Data records:
----------

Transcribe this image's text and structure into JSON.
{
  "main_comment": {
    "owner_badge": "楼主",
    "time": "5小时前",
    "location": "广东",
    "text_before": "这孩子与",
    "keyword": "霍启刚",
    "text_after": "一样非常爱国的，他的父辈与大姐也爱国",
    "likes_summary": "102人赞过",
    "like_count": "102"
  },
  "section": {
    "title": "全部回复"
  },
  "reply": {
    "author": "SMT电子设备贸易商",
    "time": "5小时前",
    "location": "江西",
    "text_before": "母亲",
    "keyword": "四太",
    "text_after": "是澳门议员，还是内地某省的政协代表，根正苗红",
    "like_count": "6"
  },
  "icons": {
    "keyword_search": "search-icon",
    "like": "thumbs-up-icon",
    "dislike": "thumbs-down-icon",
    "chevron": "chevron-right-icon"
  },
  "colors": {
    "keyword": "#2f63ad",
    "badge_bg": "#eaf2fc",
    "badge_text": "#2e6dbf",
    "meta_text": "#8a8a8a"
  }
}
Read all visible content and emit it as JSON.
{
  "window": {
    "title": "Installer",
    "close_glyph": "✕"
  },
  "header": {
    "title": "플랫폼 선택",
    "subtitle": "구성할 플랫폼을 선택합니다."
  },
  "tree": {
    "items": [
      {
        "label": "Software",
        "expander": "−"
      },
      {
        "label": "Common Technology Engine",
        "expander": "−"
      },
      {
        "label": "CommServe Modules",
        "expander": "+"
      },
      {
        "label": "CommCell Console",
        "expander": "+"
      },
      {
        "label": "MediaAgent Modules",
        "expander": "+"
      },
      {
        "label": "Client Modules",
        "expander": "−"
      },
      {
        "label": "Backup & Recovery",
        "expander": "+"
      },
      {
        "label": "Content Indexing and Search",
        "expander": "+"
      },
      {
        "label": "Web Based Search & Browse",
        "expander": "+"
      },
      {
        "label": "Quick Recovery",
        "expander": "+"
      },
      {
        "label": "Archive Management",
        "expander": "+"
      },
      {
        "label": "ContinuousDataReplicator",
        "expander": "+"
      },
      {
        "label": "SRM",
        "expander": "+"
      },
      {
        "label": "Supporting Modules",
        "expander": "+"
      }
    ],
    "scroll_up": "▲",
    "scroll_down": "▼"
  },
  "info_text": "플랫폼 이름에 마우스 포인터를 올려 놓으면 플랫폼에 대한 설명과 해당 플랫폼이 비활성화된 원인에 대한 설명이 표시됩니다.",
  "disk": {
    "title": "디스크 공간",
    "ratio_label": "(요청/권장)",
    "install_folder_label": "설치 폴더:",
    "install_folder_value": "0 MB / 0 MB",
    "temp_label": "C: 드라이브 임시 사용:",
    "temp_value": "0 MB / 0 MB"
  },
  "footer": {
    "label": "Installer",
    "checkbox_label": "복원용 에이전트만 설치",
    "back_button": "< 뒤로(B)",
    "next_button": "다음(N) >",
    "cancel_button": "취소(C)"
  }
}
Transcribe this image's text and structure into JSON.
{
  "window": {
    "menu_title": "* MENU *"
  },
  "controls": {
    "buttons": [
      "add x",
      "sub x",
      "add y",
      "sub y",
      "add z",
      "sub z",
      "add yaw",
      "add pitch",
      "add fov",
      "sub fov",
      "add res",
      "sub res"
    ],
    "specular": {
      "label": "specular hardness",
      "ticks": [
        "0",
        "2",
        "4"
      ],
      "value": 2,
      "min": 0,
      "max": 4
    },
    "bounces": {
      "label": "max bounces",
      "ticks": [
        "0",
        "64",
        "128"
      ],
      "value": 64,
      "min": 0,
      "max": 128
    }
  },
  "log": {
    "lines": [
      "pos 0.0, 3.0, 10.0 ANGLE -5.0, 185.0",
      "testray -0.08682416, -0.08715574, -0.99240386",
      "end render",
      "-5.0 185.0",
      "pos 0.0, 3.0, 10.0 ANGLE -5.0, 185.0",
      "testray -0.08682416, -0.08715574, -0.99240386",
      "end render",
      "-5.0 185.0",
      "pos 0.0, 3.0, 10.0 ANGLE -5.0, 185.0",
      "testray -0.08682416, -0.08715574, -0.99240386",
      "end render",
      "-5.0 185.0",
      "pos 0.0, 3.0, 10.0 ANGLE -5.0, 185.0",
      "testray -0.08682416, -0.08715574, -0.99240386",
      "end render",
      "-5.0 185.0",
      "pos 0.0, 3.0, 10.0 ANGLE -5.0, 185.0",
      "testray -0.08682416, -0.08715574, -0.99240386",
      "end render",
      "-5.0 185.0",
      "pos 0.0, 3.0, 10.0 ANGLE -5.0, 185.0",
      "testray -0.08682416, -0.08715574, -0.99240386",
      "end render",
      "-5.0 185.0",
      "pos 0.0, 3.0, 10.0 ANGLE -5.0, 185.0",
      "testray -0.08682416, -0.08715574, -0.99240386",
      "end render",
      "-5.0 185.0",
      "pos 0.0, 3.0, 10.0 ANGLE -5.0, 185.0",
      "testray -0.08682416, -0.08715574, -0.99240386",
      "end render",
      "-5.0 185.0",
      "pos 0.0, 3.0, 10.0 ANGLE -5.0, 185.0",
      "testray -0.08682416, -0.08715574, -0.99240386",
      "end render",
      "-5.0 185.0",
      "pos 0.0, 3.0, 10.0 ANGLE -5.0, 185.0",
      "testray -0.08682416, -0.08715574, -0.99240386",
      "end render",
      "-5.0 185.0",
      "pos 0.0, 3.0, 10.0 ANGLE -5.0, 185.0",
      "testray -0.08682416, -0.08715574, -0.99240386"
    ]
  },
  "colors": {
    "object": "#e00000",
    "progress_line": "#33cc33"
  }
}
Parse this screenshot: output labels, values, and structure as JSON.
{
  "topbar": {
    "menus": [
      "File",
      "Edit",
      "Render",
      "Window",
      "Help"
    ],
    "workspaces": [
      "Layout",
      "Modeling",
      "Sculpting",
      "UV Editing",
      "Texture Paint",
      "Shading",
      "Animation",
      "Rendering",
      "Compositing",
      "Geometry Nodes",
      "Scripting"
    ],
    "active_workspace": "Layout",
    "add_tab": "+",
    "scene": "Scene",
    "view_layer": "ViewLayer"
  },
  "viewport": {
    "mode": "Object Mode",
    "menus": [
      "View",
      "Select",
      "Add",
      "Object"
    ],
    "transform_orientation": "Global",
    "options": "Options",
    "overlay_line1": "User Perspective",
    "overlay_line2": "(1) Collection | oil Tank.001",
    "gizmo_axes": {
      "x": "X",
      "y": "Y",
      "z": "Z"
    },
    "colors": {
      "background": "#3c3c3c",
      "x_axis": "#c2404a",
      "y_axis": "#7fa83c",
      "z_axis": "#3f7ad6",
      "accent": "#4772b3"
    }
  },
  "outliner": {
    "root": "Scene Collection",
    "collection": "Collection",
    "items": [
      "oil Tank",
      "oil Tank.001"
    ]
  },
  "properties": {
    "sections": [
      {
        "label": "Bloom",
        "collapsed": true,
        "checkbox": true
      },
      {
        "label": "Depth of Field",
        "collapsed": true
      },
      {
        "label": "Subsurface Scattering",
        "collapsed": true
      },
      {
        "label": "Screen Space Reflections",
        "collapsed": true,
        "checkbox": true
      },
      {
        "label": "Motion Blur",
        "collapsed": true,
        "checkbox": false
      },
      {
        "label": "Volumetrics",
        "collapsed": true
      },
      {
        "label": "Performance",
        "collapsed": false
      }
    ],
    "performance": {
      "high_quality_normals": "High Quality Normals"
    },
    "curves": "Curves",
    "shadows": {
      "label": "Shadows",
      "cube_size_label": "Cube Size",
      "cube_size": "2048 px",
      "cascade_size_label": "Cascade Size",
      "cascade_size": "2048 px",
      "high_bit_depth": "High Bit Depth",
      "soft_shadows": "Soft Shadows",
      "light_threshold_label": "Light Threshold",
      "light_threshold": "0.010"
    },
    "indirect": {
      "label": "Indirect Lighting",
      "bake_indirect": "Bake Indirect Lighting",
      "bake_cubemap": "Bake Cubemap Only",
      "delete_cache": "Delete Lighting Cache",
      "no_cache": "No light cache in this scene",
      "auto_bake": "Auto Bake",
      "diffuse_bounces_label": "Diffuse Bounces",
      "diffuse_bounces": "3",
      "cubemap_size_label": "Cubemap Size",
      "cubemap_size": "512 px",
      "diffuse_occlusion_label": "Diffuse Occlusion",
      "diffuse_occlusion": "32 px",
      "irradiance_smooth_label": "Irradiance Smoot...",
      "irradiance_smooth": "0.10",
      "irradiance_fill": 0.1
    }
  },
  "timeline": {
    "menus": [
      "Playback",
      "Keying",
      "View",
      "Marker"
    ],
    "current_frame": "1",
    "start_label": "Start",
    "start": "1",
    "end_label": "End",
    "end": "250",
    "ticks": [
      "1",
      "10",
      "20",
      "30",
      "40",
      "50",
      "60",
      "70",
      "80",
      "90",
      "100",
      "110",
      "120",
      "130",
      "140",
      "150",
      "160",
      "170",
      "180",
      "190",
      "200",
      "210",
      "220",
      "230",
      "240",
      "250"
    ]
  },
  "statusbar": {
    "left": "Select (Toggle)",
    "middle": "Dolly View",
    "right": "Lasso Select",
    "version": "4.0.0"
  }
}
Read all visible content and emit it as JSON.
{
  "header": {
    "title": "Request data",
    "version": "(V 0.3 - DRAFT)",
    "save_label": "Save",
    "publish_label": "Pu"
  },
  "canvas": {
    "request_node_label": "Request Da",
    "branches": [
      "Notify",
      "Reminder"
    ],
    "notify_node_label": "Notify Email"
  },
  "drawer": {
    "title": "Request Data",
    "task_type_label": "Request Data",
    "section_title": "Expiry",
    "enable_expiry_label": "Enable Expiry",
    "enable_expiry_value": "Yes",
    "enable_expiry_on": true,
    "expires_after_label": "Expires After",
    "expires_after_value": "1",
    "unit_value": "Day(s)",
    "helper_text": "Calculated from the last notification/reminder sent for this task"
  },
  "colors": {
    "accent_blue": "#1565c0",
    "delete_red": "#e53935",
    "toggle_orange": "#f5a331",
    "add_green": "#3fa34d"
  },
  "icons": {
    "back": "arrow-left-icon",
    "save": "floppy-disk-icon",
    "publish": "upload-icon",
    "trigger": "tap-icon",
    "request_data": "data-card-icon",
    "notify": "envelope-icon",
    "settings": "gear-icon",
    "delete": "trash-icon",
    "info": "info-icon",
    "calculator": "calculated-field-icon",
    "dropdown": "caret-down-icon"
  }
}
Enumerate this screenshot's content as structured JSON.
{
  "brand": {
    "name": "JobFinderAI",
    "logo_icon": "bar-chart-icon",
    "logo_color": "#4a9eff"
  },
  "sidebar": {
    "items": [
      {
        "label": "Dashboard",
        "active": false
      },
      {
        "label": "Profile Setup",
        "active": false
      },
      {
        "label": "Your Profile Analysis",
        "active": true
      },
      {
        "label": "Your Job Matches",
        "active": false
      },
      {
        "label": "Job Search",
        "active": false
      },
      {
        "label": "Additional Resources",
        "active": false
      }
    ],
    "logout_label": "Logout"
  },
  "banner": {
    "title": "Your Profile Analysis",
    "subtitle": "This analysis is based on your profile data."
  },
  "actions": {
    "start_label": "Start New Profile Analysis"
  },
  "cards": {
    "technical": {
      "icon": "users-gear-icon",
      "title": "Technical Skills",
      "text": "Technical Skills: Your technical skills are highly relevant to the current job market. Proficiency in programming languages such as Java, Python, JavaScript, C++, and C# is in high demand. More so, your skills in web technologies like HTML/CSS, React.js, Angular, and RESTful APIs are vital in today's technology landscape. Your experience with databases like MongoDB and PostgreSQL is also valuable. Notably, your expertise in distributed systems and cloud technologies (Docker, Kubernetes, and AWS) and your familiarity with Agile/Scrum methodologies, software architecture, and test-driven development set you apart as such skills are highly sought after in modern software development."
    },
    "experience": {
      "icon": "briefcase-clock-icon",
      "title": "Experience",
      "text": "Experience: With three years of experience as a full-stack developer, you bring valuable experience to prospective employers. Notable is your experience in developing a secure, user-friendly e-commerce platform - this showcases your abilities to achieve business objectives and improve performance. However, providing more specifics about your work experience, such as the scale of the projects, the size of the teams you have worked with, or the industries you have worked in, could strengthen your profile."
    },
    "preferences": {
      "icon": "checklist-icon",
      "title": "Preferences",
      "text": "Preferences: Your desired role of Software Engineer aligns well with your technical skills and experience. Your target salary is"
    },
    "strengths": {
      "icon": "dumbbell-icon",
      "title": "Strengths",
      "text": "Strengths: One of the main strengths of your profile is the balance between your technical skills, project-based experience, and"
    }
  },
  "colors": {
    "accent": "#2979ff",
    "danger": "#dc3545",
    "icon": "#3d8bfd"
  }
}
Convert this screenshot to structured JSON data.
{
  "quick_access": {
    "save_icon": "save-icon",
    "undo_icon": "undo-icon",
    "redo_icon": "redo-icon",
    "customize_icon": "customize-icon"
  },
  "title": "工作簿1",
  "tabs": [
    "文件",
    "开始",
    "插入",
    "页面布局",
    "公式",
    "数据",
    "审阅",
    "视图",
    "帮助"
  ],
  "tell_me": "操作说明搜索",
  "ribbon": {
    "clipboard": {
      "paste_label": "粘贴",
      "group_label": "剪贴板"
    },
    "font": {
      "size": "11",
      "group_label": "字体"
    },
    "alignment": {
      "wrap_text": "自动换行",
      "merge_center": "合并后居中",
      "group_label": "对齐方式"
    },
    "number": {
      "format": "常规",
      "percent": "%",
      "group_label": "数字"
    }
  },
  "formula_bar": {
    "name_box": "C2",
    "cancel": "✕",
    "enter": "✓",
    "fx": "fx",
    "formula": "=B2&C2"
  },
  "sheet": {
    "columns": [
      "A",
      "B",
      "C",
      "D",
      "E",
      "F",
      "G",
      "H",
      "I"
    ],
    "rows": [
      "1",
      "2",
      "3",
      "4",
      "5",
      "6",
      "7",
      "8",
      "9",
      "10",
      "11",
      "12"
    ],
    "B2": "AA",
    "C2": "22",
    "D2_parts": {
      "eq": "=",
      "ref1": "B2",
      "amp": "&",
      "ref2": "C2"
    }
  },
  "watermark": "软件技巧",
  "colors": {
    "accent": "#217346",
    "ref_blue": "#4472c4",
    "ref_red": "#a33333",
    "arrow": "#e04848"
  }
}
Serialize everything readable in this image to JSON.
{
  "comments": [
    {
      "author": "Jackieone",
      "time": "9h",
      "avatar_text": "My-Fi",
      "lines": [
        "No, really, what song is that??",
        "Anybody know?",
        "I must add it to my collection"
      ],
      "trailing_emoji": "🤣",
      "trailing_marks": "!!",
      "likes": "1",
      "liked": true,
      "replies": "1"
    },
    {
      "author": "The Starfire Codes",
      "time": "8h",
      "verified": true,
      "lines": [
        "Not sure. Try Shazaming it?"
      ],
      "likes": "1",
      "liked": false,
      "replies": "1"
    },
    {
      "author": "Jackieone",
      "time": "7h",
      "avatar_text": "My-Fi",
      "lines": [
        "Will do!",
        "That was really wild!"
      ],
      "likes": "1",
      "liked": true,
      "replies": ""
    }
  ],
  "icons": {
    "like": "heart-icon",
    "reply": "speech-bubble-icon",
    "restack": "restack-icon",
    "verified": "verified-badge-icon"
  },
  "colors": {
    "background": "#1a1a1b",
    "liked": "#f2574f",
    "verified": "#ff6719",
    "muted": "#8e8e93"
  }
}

----------

▸ **WORK REQUIRED**
Indicate how many lines of the material include the word "Depth"; the number alone is required.

▸ **OUTPUT**
2